● **Problem to work on**: Copy each line with the word "necesitatea" in it.

● **Data for this exercise**:
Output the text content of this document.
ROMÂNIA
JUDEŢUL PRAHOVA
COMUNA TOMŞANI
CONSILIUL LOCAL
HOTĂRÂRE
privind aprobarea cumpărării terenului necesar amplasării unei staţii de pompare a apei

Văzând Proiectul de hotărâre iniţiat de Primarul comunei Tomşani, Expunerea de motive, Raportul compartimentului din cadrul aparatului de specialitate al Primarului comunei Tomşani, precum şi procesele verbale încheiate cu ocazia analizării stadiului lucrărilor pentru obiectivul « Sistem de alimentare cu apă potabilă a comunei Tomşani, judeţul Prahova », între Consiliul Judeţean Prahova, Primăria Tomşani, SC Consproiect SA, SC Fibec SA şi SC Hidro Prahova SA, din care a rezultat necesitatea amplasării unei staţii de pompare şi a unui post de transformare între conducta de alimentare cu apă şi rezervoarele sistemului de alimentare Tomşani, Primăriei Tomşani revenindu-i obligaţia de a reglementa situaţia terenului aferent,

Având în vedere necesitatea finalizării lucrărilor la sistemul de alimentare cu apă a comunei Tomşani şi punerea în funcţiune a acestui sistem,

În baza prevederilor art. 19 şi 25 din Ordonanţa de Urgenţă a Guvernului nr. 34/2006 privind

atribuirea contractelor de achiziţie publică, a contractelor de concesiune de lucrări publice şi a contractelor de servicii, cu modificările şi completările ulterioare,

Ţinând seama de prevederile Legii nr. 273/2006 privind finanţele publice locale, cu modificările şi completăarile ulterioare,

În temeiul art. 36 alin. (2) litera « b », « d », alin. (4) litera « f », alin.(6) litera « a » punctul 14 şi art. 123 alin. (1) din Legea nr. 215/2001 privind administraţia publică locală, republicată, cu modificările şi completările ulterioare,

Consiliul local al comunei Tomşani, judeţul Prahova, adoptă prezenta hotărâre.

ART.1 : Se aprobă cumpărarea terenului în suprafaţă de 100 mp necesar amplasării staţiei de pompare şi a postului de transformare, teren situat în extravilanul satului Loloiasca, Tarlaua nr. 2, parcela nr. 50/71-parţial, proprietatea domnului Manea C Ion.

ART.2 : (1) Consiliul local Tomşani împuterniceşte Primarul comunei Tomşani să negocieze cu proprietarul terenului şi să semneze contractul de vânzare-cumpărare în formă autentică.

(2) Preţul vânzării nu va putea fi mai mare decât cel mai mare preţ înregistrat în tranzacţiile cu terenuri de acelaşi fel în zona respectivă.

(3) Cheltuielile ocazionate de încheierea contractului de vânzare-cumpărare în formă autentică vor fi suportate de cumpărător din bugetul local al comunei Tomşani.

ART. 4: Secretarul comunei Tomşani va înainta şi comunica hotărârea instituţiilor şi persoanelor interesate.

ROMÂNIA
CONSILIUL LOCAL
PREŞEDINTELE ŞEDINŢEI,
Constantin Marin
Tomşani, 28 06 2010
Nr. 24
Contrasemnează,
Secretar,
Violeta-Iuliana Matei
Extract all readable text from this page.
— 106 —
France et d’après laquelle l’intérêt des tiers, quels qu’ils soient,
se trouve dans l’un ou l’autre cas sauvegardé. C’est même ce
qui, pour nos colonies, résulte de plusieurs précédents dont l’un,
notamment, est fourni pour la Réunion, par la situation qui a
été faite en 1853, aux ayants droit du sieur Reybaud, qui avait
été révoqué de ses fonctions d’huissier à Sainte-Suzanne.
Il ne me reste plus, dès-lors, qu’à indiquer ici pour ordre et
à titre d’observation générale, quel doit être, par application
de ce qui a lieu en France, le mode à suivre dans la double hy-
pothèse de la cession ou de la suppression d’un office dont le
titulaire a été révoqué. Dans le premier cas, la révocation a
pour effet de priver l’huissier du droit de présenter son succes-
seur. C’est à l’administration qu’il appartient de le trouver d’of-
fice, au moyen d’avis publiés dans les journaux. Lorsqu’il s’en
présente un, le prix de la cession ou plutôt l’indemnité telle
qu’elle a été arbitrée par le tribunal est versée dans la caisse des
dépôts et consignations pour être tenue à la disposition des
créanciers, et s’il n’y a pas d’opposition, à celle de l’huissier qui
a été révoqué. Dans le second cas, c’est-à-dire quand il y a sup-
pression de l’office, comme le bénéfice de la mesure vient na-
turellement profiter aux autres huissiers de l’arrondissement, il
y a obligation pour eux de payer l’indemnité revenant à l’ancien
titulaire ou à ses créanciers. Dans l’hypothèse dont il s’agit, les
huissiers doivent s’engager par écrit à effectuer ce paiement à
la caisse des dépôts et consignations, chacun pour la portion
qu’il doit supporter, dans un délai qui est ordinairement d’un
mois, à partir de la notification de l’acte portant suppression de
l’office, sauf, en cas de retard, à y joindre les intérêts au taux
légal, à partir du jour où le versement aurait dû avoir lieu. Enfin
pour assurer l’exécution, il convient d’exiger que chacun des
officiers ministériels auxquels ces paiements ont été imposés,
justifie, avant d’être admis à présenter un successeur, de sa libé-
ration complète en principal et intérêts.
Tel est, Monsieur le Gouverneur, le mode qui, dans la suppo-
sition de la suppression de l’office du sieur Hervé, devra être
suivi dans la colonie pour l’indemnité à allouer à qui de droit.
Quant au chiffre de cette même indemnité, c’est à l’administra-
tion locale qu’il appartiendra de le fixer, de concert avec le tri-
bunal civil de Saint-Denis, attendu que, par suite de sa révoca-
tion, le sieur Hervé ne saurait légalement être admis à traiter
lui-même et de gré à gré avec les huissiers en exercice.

● **Solution to this problem**:
Văzând Proiectul de hotărâre iniţiat de Primarul comunei Tomşani, Expunerea de motive, Raportul compartimentului din cadrul aparatului de specialitate al Primarului comunei Tomşani, precum şi procesele verbale încheiate cu ocazia analizării stadiului lucrărilor pentru obiectivul « Sistem de alimentare cu apă potabilă a comunei Tomşani, judeţul Prahova », între Consiliul Judeţean Prahova, Primăria Tomşani, SC Consproiect SA, SC Fibec SA şi SC Hidro Prahova SA, din care a rezultat necesitatea amplasării unei staţii de pompare şi a unui post de transformare între conducta de alimentare cu apă şi rezervoarele sistemului de alimentare Tomşani, Primăriei Tomşani revenindu-i obligaţia de a reglementa situaţia terenului aferent,
Având în vedere necesitatea finalizării lucrărilor la sistemul de alimentare cu apă a comunei Tomşani şi punerea în funcţiune a acestui sistem,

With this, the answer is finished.